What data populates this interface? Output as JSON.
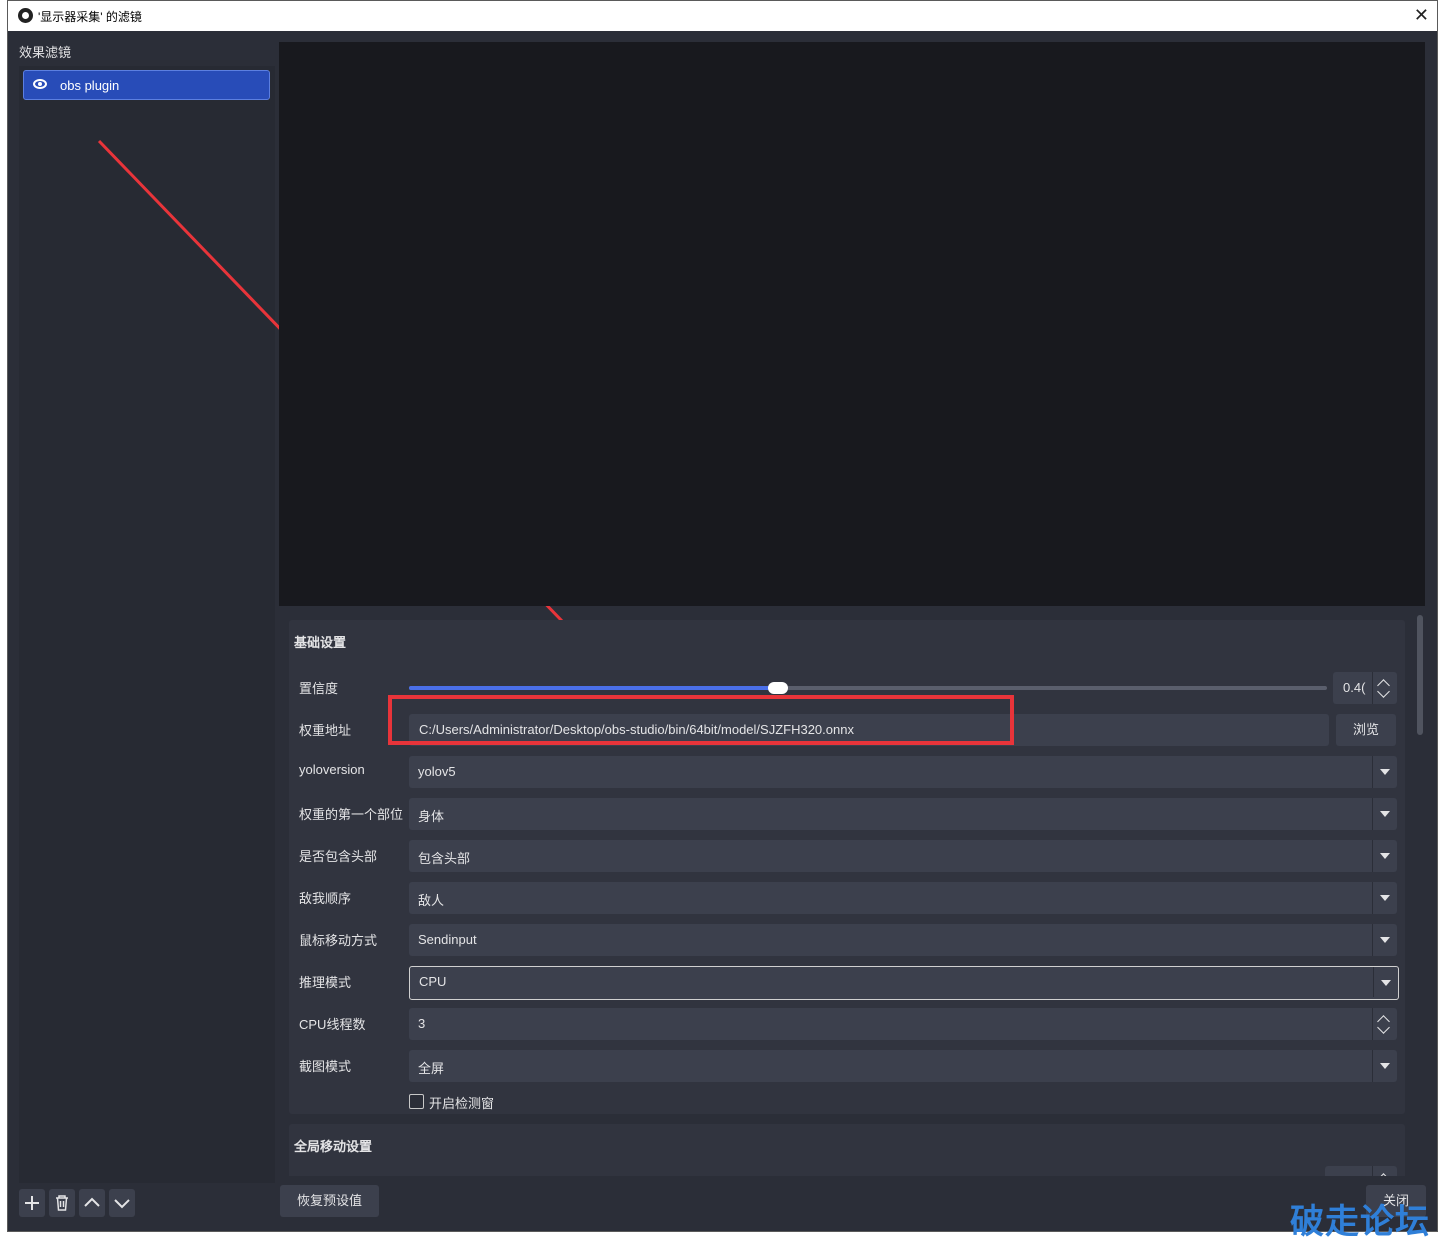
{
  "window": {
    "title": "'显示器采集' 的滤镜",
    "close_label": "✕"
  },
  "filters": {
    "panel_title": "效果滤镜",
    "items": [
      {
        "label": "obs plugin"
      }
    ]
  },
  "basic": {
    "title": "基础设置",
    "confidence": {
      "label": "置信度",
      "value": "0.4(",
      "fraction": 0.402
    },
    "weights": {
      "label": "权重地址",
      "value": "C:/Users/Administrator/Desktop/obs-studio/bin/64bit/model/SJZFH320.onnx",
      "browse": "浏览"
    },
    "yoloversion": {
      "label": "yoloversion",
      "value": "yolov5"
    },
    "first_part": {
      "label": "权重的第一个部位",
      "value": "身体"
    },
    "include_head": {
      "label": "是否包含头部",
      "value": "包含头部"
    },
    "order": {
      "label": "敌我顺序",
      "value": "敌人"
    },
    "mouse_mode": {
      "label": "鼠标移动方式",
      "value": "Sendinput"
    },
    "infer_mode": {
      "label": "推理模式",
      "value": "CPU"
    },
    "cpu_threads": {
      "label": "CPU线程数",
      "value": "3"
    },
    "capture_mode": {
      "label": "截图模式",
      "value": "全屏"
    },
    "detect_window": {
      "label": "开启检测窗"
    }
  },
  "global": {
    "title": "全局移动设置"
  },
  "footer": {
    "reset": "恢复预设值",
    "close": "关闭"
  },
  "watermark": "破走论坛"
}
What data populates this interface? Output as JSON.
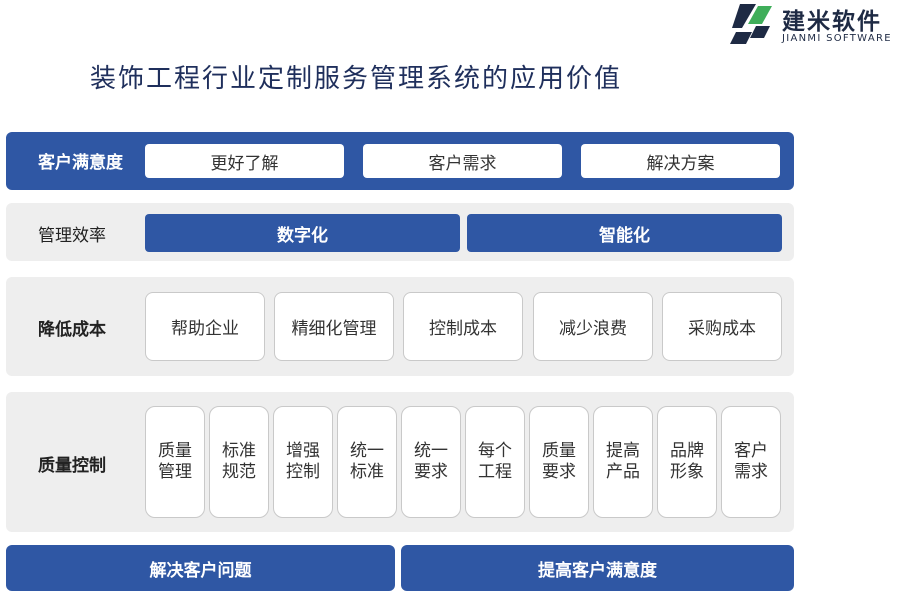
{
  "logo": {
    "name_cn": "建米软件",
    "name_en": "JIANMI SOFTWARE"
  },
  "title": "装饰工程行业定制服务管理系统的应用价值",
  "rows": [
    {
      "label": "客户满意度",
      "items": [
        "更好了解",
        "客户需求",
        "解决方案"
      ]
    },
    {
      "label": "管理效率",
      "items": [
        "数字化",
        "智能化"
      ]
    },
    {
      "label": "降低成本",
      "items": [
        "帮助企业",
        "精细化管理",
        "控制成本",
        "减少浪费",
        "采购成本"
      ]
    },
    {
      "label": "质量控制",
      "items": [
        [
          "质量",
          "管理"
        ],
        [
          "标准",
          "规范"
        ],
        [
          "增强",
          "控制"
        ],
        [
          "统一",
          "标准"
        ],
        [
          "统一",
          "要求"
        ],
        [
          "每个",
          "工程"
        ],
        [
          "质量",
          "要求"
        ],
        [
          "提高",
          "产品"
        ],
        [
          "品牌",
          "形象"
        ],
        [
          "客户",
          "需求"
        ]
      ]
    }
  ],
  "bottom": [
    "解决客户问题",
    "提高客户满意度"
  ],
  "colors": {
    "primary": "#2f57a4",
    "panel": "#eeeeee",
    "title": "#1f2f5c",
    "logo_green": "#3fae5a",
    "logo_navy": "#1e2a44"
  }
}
::::::::::
--- TASK STATEMENT ---
Leave every image out, and retype the material exactly.

--- RESPONSE TO THE EXERCISE ---
What data populates this interface? Output as JSON.
{
  "window": {
    "title": "'显示器采集' 的滤镜",
    "close_label": "✕"
  },
  "filters": {
    "panel_title": "效果滤镜",
    "items": [
      {
        "label": "obs plugin"
      }
    ]
  },
  "basic": {
    "title": "基础设置",
    "confidence": {
      "label": "置信度",
      "value": "0.4(",
      "fraction": 0.402
    },
    "weights": {
      "label": "权重地址",
      "value": "C:/Users/Administrator/Desktop/obs-studio/bin/64bit/model/SJZFH320.onnx",
      "browse": "浏览"
    },
    "yoloversion": {
      "label": "yoloversion",
      "value": "yolov5"
    },
    "first_part": {
      "label": "权重的第一个部位",
      "value": "身体"
    },
    "include_head": {
      "label": "是否包含头部",
      "value": "包含头部"
    },
    "order": {
      "label": "敌我顺序",
      "value": "敌人"
    },
    "mouse_mode": {
      "label": "鼠标移动方式",
      "value": "Sendinput"
    },
    "infer_mode": {
      "label": "推理模式",
      "value": "CPU"
    },
    "cpu_threads": {
      "label": "CPU线程数",
      "value": "3"
    },
    "capture_mode": {
      "label": "截图模式",
      "value": "全屏"
    },
    "detect_window": {
      "label": "开启检测窗"
    }
  },
  "global": {
    "title": "全局移动设置"
  },
  "footer": {
    "reset": "恢复预设值",
    "close": "关闭"
  },
  "watermark": "破走论坛"
}
What data populates this interface? Output as JSON.
{
  "logo": {
    "name_cn": "建米软件",
    "name_en": "JIANMI SOFTWARE"
  },
  "title": "装饰工程行业定制服务管理系统的应用价值",
  "rows": [
    {
      "label": "客户满意度",
      "items": [
        "更好了解",
        "客户需求",
        "解决方案"
      ]
    },
    {
      "label": "管理效率",
      "items": [
        "数字化",
        "智能化"
      ]
    },
    {
      "label": "降低成本",
      "items": [
        "帮助企业",
        "精细化管理",
        "控制成本",
        "减少浪费",
        "采购成本"
      ]
    },
    {
      "label": "质量控制",
      "items": [
        [
          "质量",
          "管理"
        ],
        [
          "标准",
          "规范"
        ],
        [
          "增强",
          "控制"
        ],
        [
          "统一",
          "标准"
        ],
        [
          "统一",
          "要求"
        ],
        [
          "每个",
          "工程"
        ],
        [
          "质量",
          "要求"
        ],
        [
          "提高",
          "产品"
        ],
        [
          "品牌",
          "形象"
        ],
        [
          "客户",
          "需求"
        ]
      ]
    }
  ],
  "bottom": [
    "解决客户问题",
    "提高客户满意度"
  ],
  "colors": {
    "primary": "#2f57a4",
    "panel": "#eeeeee",
    "title": "#1f2f5c",
    "logo_green": "#3fae5a",
    "logo_navy": "#1e2a44"
  }
}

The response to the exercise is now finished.